__Records supplied__
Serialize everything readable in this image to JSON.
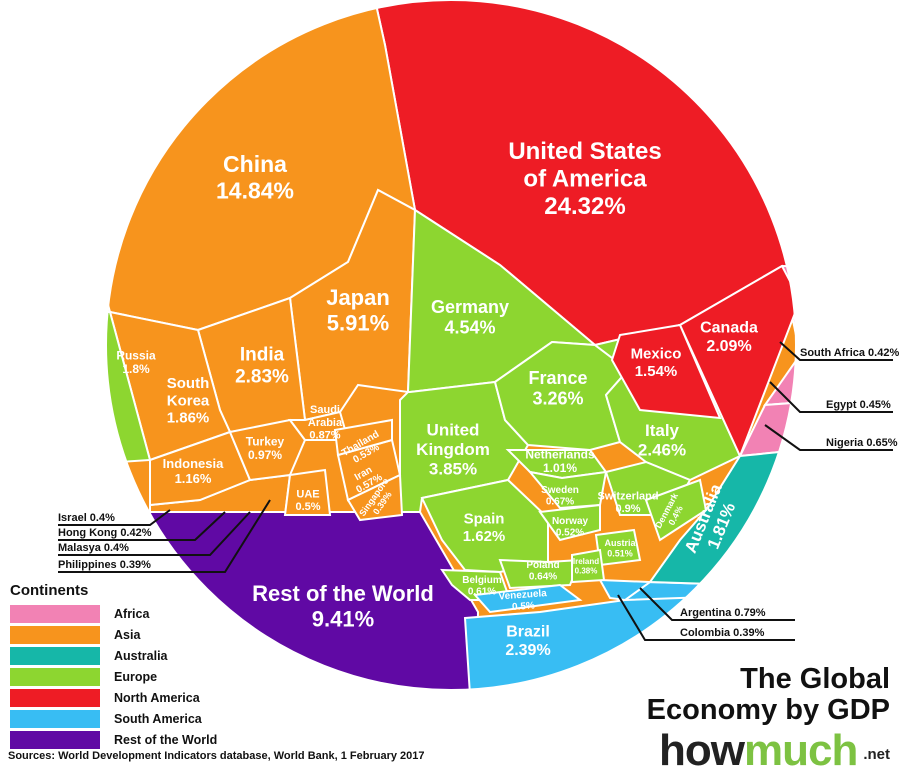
{
  "chart_data": {
    "type": "voronoi-treemap",
    "title": "The Global Economy by GDP",
    "groups": [
      {
        "name": "Africa",
        "color": "#f282b4"
      },
      {
        "name": "Asia",
        "color": "#f7941d"
      },
      {
        "name": "Australia",
        "color": "#16b7a8"
      },
      {
        "name": "Europe",
        "color": "#8dd630"
      },
      {
        "name": "North America",
        "color": "#ee1c25"
      },
      {
        "name": "South America",
        "color": "#38bdf3"
      },
      {
        "name": "Rest of the World",
        "color": "#6009a4"
      }
    ],
    "cells": [
      {
        "name": "United States of America",
        "lines": [
          "United States",
          "of America"
        ],
        "value": "24.32%",
        "group": "North America"
      },
      {
        "name": "China",
        "lines": [
          "China"
        ],
        "value": "14.84%",
        "group": "Asia"
      },
      {
        "name": "Rest of the World",
        "lines": [
          "Rest of the World"
        ],
        "value": "9.41%",
        "group": "Rest of the World"
      },
      {
        "name": "Japan",
        "lines": [
          "Japan"
        ],
        "value": "5.91%",
        "group": "Asia"
      },
      {
        "name": "Germany",
        "lines": [
          "Germany"
        ],
        "value": "4.54%",
        "group": "Europe"
      },
      {
        "name": "United Kingdom",
        "lines": [
          "United",
          "Kingdom"
        ],
        "value": "3.85%",
        "group": "Europe"
      },
      {
        "name": "France",
        "lines": [
          "France"
        ],
        "value": "3.26%",
        "group": "Europe"
      },
      {
        "name": "India",
        "lines": [
          "India"
        ],
        "value": "2.83%",
        "group": "Asia"
      },
      {
        "name": "Italy",
        "lines": [
          "Italy"
        ],
        "value": "2.46%",
        "group": "Europe"
      },
      {
        "name": "Brazil",
        "lines": [
          "Brazil"
        ],
        "value": "2.39%",
        "group": "South America"
      },
      {
        "name": "Canada",
        "lines": [
          "Canada"
        ],
        "value": "2.09%",
        "group": "North America"
      },
      {
        "name": "South Korea",
        "lines": [
          "South",
          "Korea"
        ],
        "value": "1.86%",
        "group": "Asia"
      },
      {
        "name": "Russia",
        "lines": [
          "Russia"
        ],
        "value": "1.8%",
        "group": "Europe"
      },
      {
        "name": "Australia",
        "lines": [
          "Australia"
        ],
        "value": "1.81%",
        "group": "Australia"
      },
      {
        "name": "Spain",
        "lines": [
          "Spain"
        ],
        "value": "1.62%",
        "group": "Europe"
      },
      {
        "name": "Mexico",
        "lines": [
          "Mexico"
        ],
        "value": "1.54%",
        "group": "North America"
      },
      {
        "name": "Indonesia",
        "lines": [
          "Indonesia"
        ],
        "value": "1.16%",
        "group": "Asia"
      },
      {
        "name": "Netherlands",
        "lines": [
          "Netherlands"
        ],
        "value": "1.01%",
        "group": "Europe"
      },
      {
        "name": "Turkey",
        "lines": [
          "Turkey"
        ],
        "value": "0.97%",
        "group": "Asia"
      },
      {
        "name": "Switzerland",
        "lines": [
          "Switzerland"
        ],
        "value": "0.9%",
        "group": "Europe"
      },
      {
        "name": "Saudi Arabia",
        "lines": [
          "Saudi",
          "Arabia"
        ],
        "value": "0.87%",
        "group": "Asia"
      },
      {
        "name": "Sweden",
        "lines": [
          "Sweden"
        ],
        "value": "0.67%",
        "group": "Europe"
      },
      {
        "name": "Poland",
        "lines": [
          "Poland"
        ],
        "value": "0.64%",
        "group": "Europe"
      },
      {
        "name": "Belgium",
        "lines": [
          "Belgium"
        ],
        "value": "0.61%",
        "group": "Europe"
      },
      {
        "name": "Iran",
        "lines": [
          "Iran"
        ],
        "value": "0.57%",
        "group": "Asia"
      },
      {
        "name": "Thailand",
        "lines": [
          "Thailand"
        ],
        "value": "0.53%",
        "group": "Asia"
      },
      {
        "name": "Norway",
        "lines": [
          "Norway"
        ],
        "value": "0.52%",
        "group": "Europe"
      },
      {
        "name": "Austria",
        "lines": [
          "Austria"
        ],
        "value": "0.51%",
        "group": "Europe"
      },
      {
        "name": "UAE",
        "lines": [
          "UAE"
        ],
        "value": "0.5%",
        "group": "Asia"
      },
      {
        "name": "Venezuela",
        "lines": [
          "Venezuela"
        ],
        "value": "0.5%",
        "group": "South America"
      },
      {
        "name": "Denmark",
        "lines": [
          "Denmark"
        ],
        "value": "0.4%",
        "group": "Europe"
      },
      {
        "name": "Singapore",
        "lines": [
          "Singapore"
        ],
        "value": "0.39%",
        "group": "Asia"
      },
      {
        "name": "Ireland",
        "lines": [
          "Ireland"
        ],
        "value": "0.38%",
        "group": "Europe"
      }
    ],
    "callouts": [
      {
        "name": "South Africa",
        "value": "0.42%",
        "text": "South Africa 0.42%",
        "group": "Africa"
      },
      {
        "name": "Egypt",
        "value": "0.45%",
        "text": "Egypt 0.45%",
        "group": "Africa"
      },
      {
        "name": "Nigeria",
        "value": "0.65%",
        "text": "Nigeria 0.65%",
        "group": "Africa"
      },
      {
        "name": "Argentina",
        "value": "0.79%",
        "text": "Argentina 0.79%",
        "group": "South America"
      },
      {
        "name": "Colombia",
        "value": "0.39%",
        "text": "Colombia 0.39%",
        "group": "South America"
      },
      {
        "name": "Israel",
        "value": "0.4%",
        "text": "Israel 0.4%",
        "group": "Asia"
      },
      {
        "name": "Hong Kong",
        "value": "0.42%",
        "text": "Hong Kong 0.42%",
        "group": "Asia"
      },
      {
        "name": "Malasya",
        "value": "0.4%",
        "text": "Malasya 0.4%",
        "group": "Asia"
      },
      {
        "name": "Philippines",
        "value": "0.39%",
        "text": "Philippines 0.39%",
        "group": "Asia"
      }
    ],
    "legend": {
      "title": "Continents",
      "position": "bottom-left"
    }
  },
  "brand": {
    "title_line1": "The Global",
    "title_line2": "Economy by GDP",
    "logo_how": "how",
    "logo_much": "much",
    "logo_net": ".net"
  },
  "sources": "Sources: World Development Indicators database, World Bank, 1 February 2017"
}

__Given task__
Make a word-for-word copy of the entries, without any pictures.

__Output of the task__
Serialize everything readable in this image to JSON.
{
  "chart_data": {
    "type": "voronoi-treemap",
    "title": "The Global Economy by GDP",
    "groups": [
      {
        "name": "Africa",
        "color": "#f282b4"
      },
      {
        "name": "Asia",
        "color": "#f7941d"
      },
      {
        "name": "Australia",
        "color": "#16b7a8"
      },
      {
        "name": "Europe",
        "color": "#8dd630"
      },
      {
        "name": "North America",
        "color": "#ee1c25"
      },
      {
        "name": "South America",
        "color": "#38bdf3"
      },
      {
        "name": "Rest of the World",
        "color": "#6009a4"
      }
    ],
    "cells": [
      {
        "name": "United States of America",
        "lines": [
          "United States",
          "of America"
        ],
        "value": "24.32%",
        "group": "North America"
      },
      {
        "name": "China",
        "lines": [
          "China"
        ],
        "value": "14.84%",
        "group": "Asia"
      },
      {
        "name": "Rest of the World",
        "lines": [
          "Rest of the World"
        ],
        "value": "9.41%",
        "group": "Rest of the World"
      },
      {
        "name": "Japan",
        "lines": [
          "Japan"
        ],
        "value": "5.91%",
        "group": "Asia"
      },
      {
        "name": "Germany",
        "lines": [
          "Germany"
        ],
        "value": "4.54%",
        "group": "Europe"
      },
      {
        "name": "United Kingdom",
        "lines": [
          "United",
          "Kingdom"
        ],
        "value": "3.85%",
        "group": "Europe"
      },
      {
        "name": "France",
        "lines": [
          "France"
        ],
        "value": "3.26%",
        "group": "Europe"
      },
      {
        "name": "India",
        "lines": [
          "India"
        ],
        "value": "2.83%",
        "group": "Asia"
      },
      {
        "name": "Italy",
        "lines": [
          "Italy"
        ],
        "value": "2.46%",
        "group": "Europe"
      },
      {
        "name": "Brazil",
        "lines": [
          "Brazil"
        ],
        "value": "2.39%",
        "group": "South America"
      },
      {
        "name": "Canada",
        "lines": [
          "Canada"
        ],
        "value": "2.09%",
        "group": "North America"
      },
      {
        "name": "South Korea",
        "lines": [
          "South",
          "Korea"
        ],
        "value": "1.86%",
        "group": "Asia"
      },
      {
        "name": "Russia",
        "lines": [
          "Russia"
        ],
        "value": "1.8%",
        "group": "Europe"
      },
      {
        "name": "Australia",
        "lines": [
          "Australia"
        ],
        "value": "1.81%",
        "group": "Australia"
      },
      {
        "name": "Spain",
        "lines": [
          "Spain"
        ],
        "value": "1.62%",
        "group": "Europe"
      },
      {
        "name": "Mexico",
        "lines": [
          "Mexico"
        ],
        "value": "1.54%",
        "group": "North America"
      },
      {
        "name": "Indonesia",
        "lines": [
          "Indonesia"
        ],
        "value": "1.16%",
        "group": "Asia"
      },
      {
        "name": "Netherlands",
        "lines": [
          "Netherlands"
        ],
        "value": "1.01%",
        "group": "Europe"
      },
      {
        "name": "Turkey",
        "lines": [
          "Turkey"
        ],
        "value": "0.97%",
        "group": "Asia"
      },
      {
        "name": "Switzerland",
        "lines": [
          "Switzerland"
        ],
        "value": "0.9%",
        "group": "Europe"
      },
      {
        "name": "Saudi Arabia",
        "lines": [
          "Saudi",
          "Arabia"
        ],
        "value": "0.87%",
        "group": "Asia"
      },
      {
        "name": "Sweden",
        "lines": [
          "Sweden"
        ],
        "value": "0.67%",
        "group": "Europe"
      },
      {
        "name": "Poland",
        "lines": [
          "Poland"
        ],
        "value": "0.64%",
        "group": "Europe"
      },
      {
        "name": "Belgium",
        "lines": [
          "Belgium"
        ],
        "value": "0.61%",
        "group": "Europe"
      },
      {
        "name": "Iran",
        "lines": [
          "Iran"
        ],
        "value": "0.57%",
        "group": "Asia"
      },
      {
        "name": "Thailand",
        "lines": [
          "Thailand"
        ],
        "value": "0.53%",
        "group": "Asia"
      },
      {
        "name": "Norway",
        "lines": [
          "Norway"
        ],
        "value": "0.52%",
        "group": "Europe"
      },
      {
        "name": "Austria",
        "lines": [
          "Austria"
        ],
        "value": "0.51%",
        "group": "Europe"
      },
      {
        "name": "UAE",
        "lines": [
          "UAE"
        ],
        "value": "0.5%",
        "group": "Asia"
      },
      {
        "name": "Venezuela",
        "lines": [
          "Venezuela"
        ],
        "value": "0.5%",
        "group": "South America"
      },
      {
        "name": "Denmark",
        "lines": [
          "Denmark"
        ],
        "value": "0.4%",
        "group": "Europe"
      },
      {
        "name": "Singapore",
        "lines": [
          "Singapore"
        ],
        "value": "0.39%",
        "group": "Asia"
      },
      {
        "name": "Ireland",
        "lines": [
          "Ireland"
        ],
        "value": "0.38%",
        "group": "Europe"
      }
    ],
    "callouts": [
      {
        "name": "South Africa",
        "value": "0.42%",
        "text": "South Africa 0.42%",
        "group": "Africa"
      },
      {
        "name": "Egypt",
        "value": "0.45%",
        "text": "Egypt 0.45%",
        "group": "Africa"
      },
      {
        "name": "Nigeria",
        "value": "0.65%",
        "text": "Nigeria 0.65%",
        "group": "Africa"
      },
      {
        "name": "Argentina",
        "value": "0.79%",
        "text": "Argentina 0.79%",
        "group": "South America"
      },
      {
        "name": "Colombia",
        "value": "0.39%",
        "text": "Colombia 0.39%",
        "group": "South America"
      },
      {
        "name": "Israel",
        "value": "0.4%",
        "text": "Israel 0.4%",
        "group": "Asia"
      },
      {
        "name": "Hong Kong",
        "value": "0.42%",
        "text": "Hong Kong 0.42%",
        "group": "Asia"
      },
      {
        "name": "Malasya",
        "value": "0.4%",
        "text": "Malasya 0.4%",
        "group": "Asia"
      },
      {
        "name": "Philippines",
        "value": "0.39%",
        "text": "Philippines 0.39%",
        "group": "Asia"
      }
    ],
    "legend": {
      "title": "Continents",
      "position": "bottom-left"
    }
  },
  "brand": {
    "title_line1": "The Global",
    "title_line2": "Economy by GDP",
    "logo_how": "how",
    "logo_much": "much",
    "logo_net": ".net"
  },
  "sources": "Sources: World Development Indicators database, World Bank, 1 February 2017"
}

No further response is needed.